Collected data entries:
☆ ☆ ☆ ☆ ☆
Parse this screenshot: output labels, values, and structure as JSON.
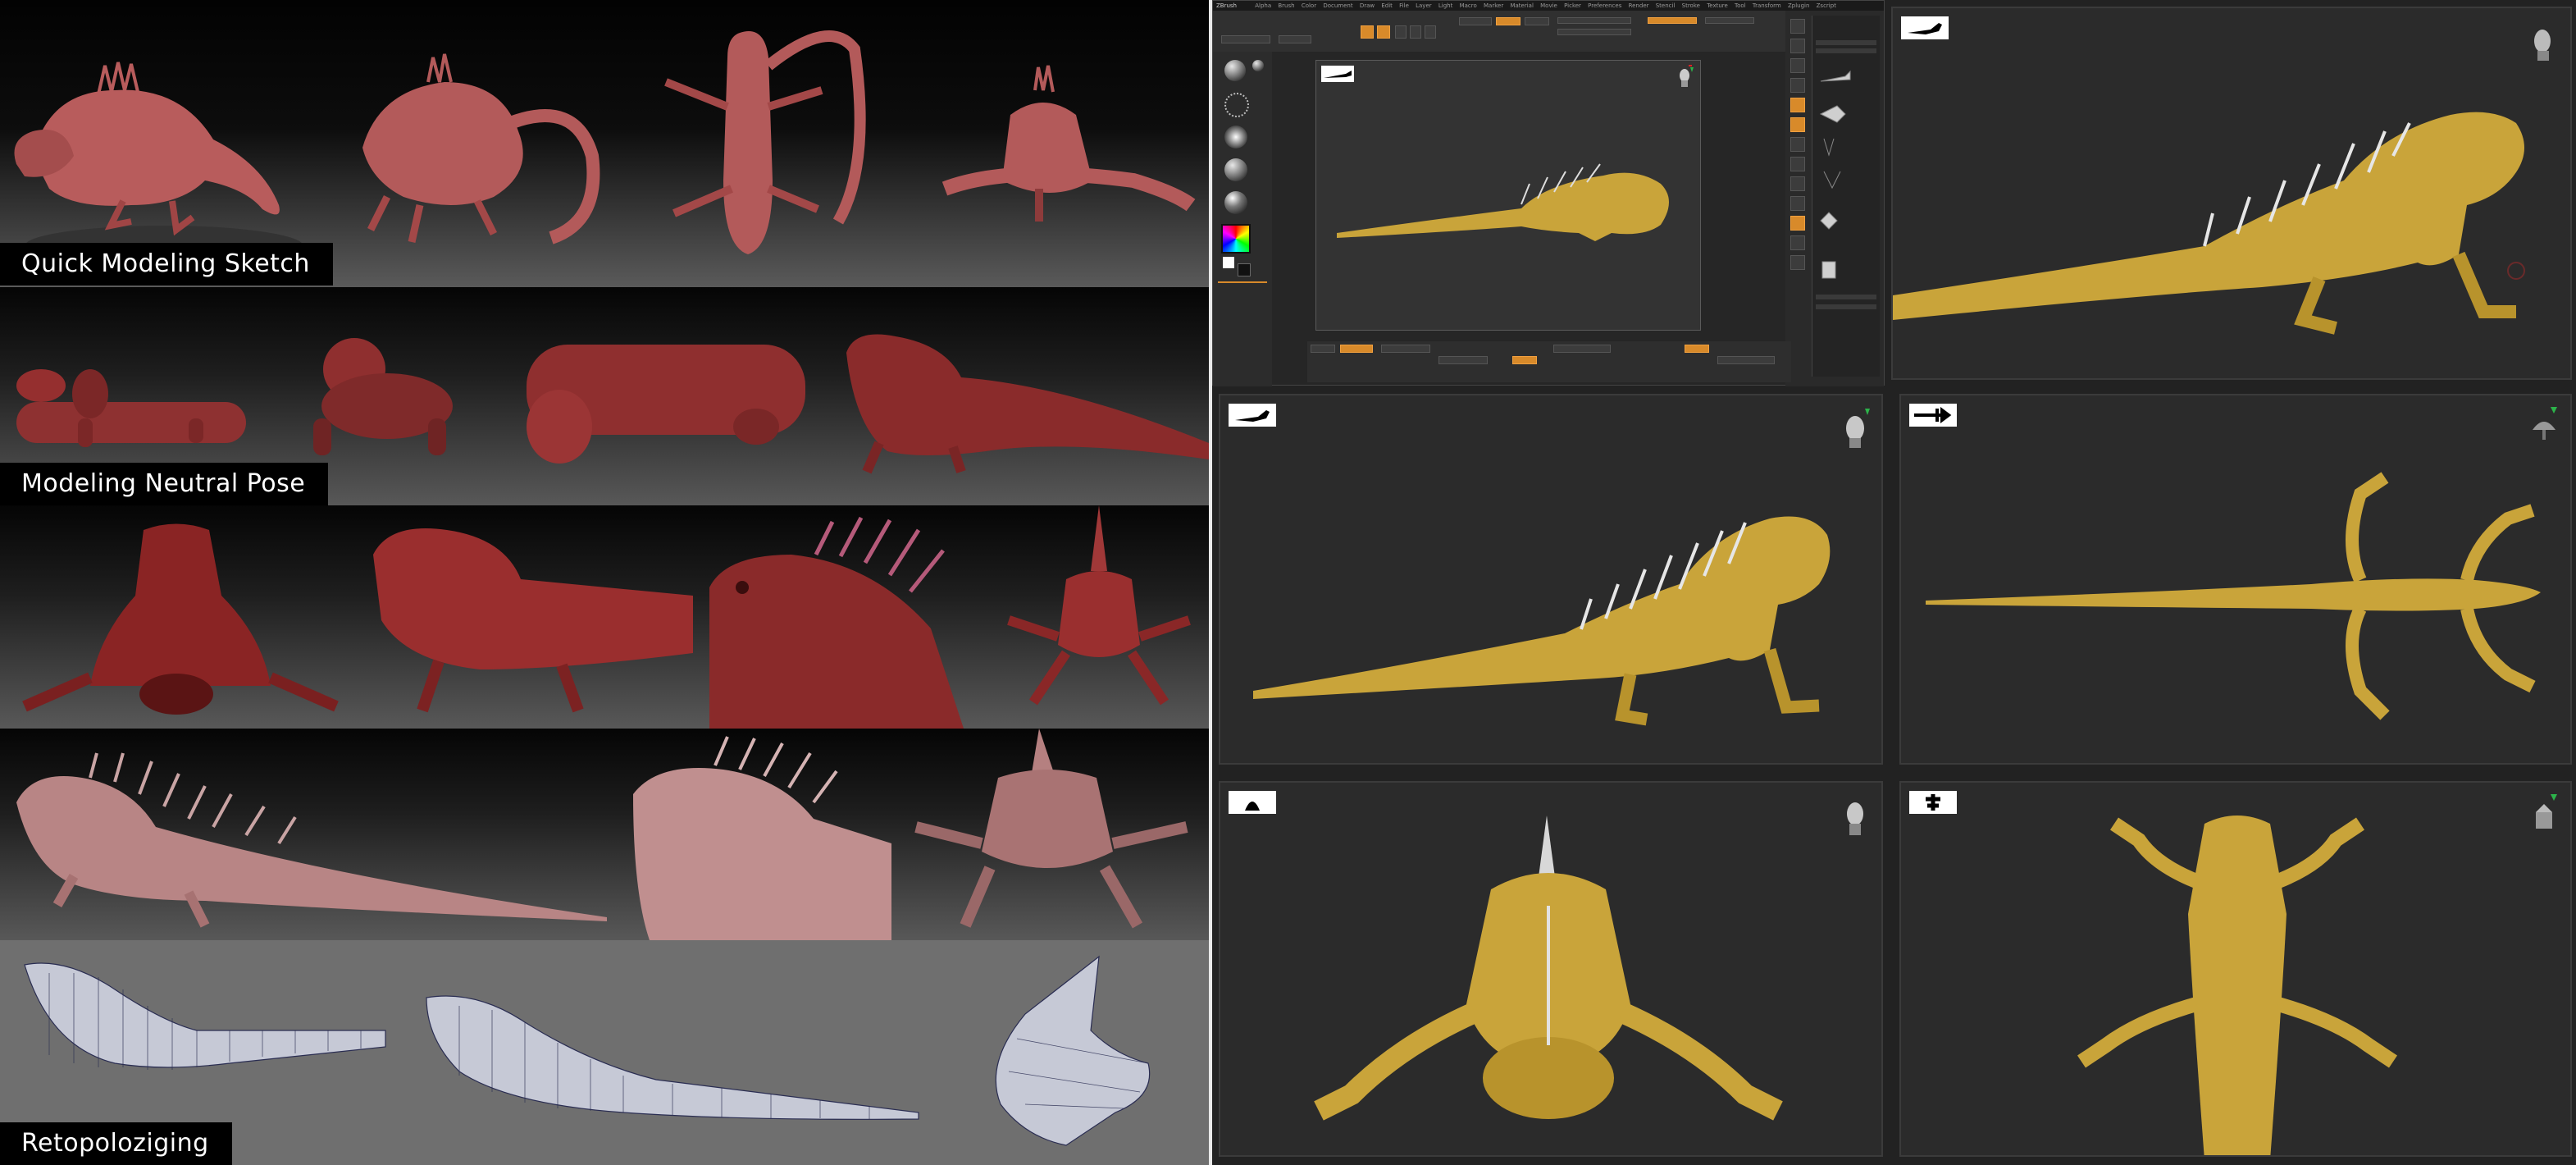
{
  "collage": {
    "sections": [
      {
        "label": "Quick Modeling Sketch"
      },
      {
        "label": "Modeling Neutral Pose"
      },
      {
        "label": ""
      },
      {
        "label": ""
      },
      {
        "label": "Retopoloziging"
      }
    ]
  },
  "zbrush": {
    "app_title": "ZBrush",
    "menu_items": [
      "Alpha",
      "Brush",
      "Color",
      "Document",
      "Draw",
      "Edit",
      "File",
      "Layer",
      "Light",
      "Macro",
      "Marker",
      "Material",
      "Movie",
      "Picker",
      "Preferences",
      "Render",
      "Stencil",
      "Stroke",
      "Texture",
      "Tool",
      "Transform",
      "Zplugin",
      "Zscript"
    ],
    "tool_buttons": [
      "Edit",
      "Draw",
      "Move",
      "Scale",
      "Rotate"
    ]
  },
  "viewports": [
    {
      "view": "side-right",
      "camera_icon": "camera-side-icon"
    },
    {
      "view": "side-left",
      "camera_icon": "camera-side-icon"
    },
    {
      "view": "top",
      "camera_icon": "camera-top-icon"
    },
    {
      "view": "front",
      "camera_icon": "camera-front-icon"
    },
    {
      "view": "bottom",
      "camera_icon": "camera-bottom-icon"
    }
  ],
  "colors": {
    "clay_red": "#8a2f2f",
    "clay_pink": "#c48a8a",
    "wire_gray": "#b8bccc",
    "gold": "#c9a43a",
    "zbrush_orange": "#d88a2a"
  }
}
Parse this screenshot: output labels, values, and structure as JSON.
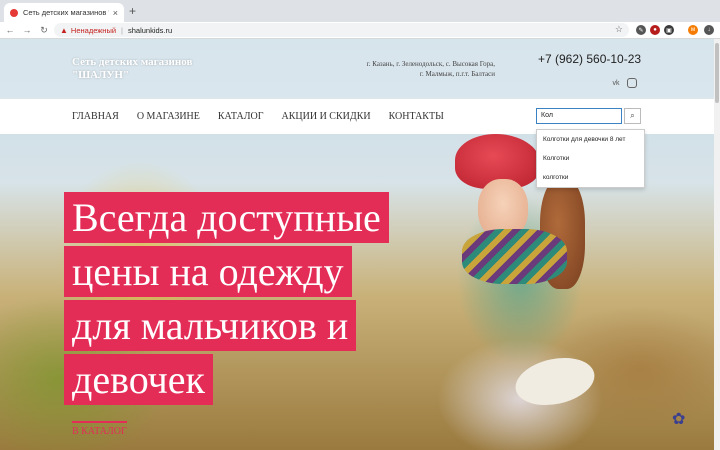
{
  "browser": {
    "tab_title": "Сеть детских магазинов \"ША",
    "tab_close": "×",
    "new_tab": "+",
    "security_label": "Ненадежный",
    "url": "shalunkids.ru"
  },
  "header": {
    "brand_line1": "Сеть детских магазинов",
    "brand_line2": "\"ШАЛУН\"",
    "cities": "г. Казань, г. Зеленодольск, с. Высокая Гора, г. Малмыж, п.г.т. Балтаси",
    "phone": "+7 (962) 560-10-23",
    "social": [
      "vk",
      "instagram"
    ]
  },
  "nav": {
    "items": [
      "ГЛАВНАЯ",
      "О МАГАЗИНЕ",
      "КАТАЛОГ",
      "АКЦИИ И СКИДКИ",
      "КОНТАКТЫ"
    ]
  },
  "search": {
    "value": "Кол"
  },
  "suggestions": [
    "Колготки для девочки 8 лет",
    "Колготки",
    "колготки"
  ],
  "hero": {
    "line1": "Всегда доступные",
    "line2": "цены на одежду",
    "line3": "для мальчиков и",
    "line4": "девочек",
    "catalog_link": "В КАТАЛОГ"
  },
  "colors": {
    "accent": "#e32d57",
    "search_border": "#3b82c4"
  }
}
☆ ☆ ☆ ☆ ☆
Return to the listing above and set it down exactly, leaving out its pictures.

◆ Worked answer ◆
Parse this screenshot: output labels, values, and structure as JSON.
{
  "collage": {
    "sections": [
      {
        "label": "Quick Modeling Sketch"
      },
      {
        "label": "Modeling Neutral Pose"
      },
      {
        "label": ""
      },
      {
        "label": ""
      },
      {
        "label": "Retopoloziging"
      }
    ]
  },
  "zbrush": {
    "app_title": "ZBrush",
    "menu_items": [
      "Alpha",
      "Brush",
      "Color",
      "Document",
      "Draw",
      "Edit",
      "File",
      "Layer",
      "Light",
      "Macro",
      "Marker",
      "Material",
      "Movie",
      "Picker",
      "Preferences",
      "Render",
      "Stencil",
      "Stroke",
      "Texture",
      "Tool",
      "Transform",
      "Zplugin",
      "Zscript"
    ],
    "tool_buttons": [
      "Edit",
      "Draw",
      "Move",
      "Scale",
      "Rotate"
    ]
  },
  "viewports": [
    {
      "view": "side-right",
      "camera_icon": "camera-side-icon"
    },
    {
      "view": "side-left",
      "camera_icon": "camera-side-icon"
    },
    {
      "view": "top",
      "camera_icon": "camera-top-icon"
    },
    {
      "view": "front",
      "camera_icon": "camera-front-icon"
    },
    {
      "view": "bottom",
      "camera_icon": "camera-bottom-icon"
    }
  ],
  "colors": {
    "clay_red": "#8a2f2f",
    "clay_pink": "#c48a8a",
    "wire_gray": "#b8bccc",
    "gold": "#c9a43a",
    "zbrush_orange": "#d88a2a"
  }
}
Parse this screenshot: output labels, values, and structure as JSON.
{
  "browser": {
    "tab_title": "Сеть детских магазинов \"ША",
    "tab_close": "×",
    "new_tab": "+",
    "security_label": "Ненадежный",
    "url": "shalunkids.ru"
  },
  "header": {
    "brand_line1": "Сеть детских магазинов",
    "brand_line2": "\"ШАЛУН\"",
    "cities": "г. Казань, г. Зеленодольск, с. Высокая Гора, г. Малмыж, п.г.т. Балтаси",
    "phone": "+7 (962) 560-10-23",
    "social": [
      "vk",
      "instagram"
    ]
  },
  "nav": {
    "items": [
      "ГЛАВНАЯ",
      "О МАГАЗИНЕ",
      "КАТАЛОГ",
      "АКЦИИ И СКИДКИ",
      "КОНТАКТЫ"
    ]
  },
  "search": {
    "value": "Кол"
  },
  "suggestions": [
    "Колготки для девочки 8 лет",
    "Колготки",
    "колготки"
  ],
  "hero": {
    "line1": "Всегда доступные",
    "line2": "цены на одежду",
    "line3": "для мальчиков и",
    "line4": "девочек",
    "catalog_link": "В КАТАЛОГ"
  },
  "colors": {
    "accent": "#e32d57",
    "search_border": "#3b82c4"
  }
}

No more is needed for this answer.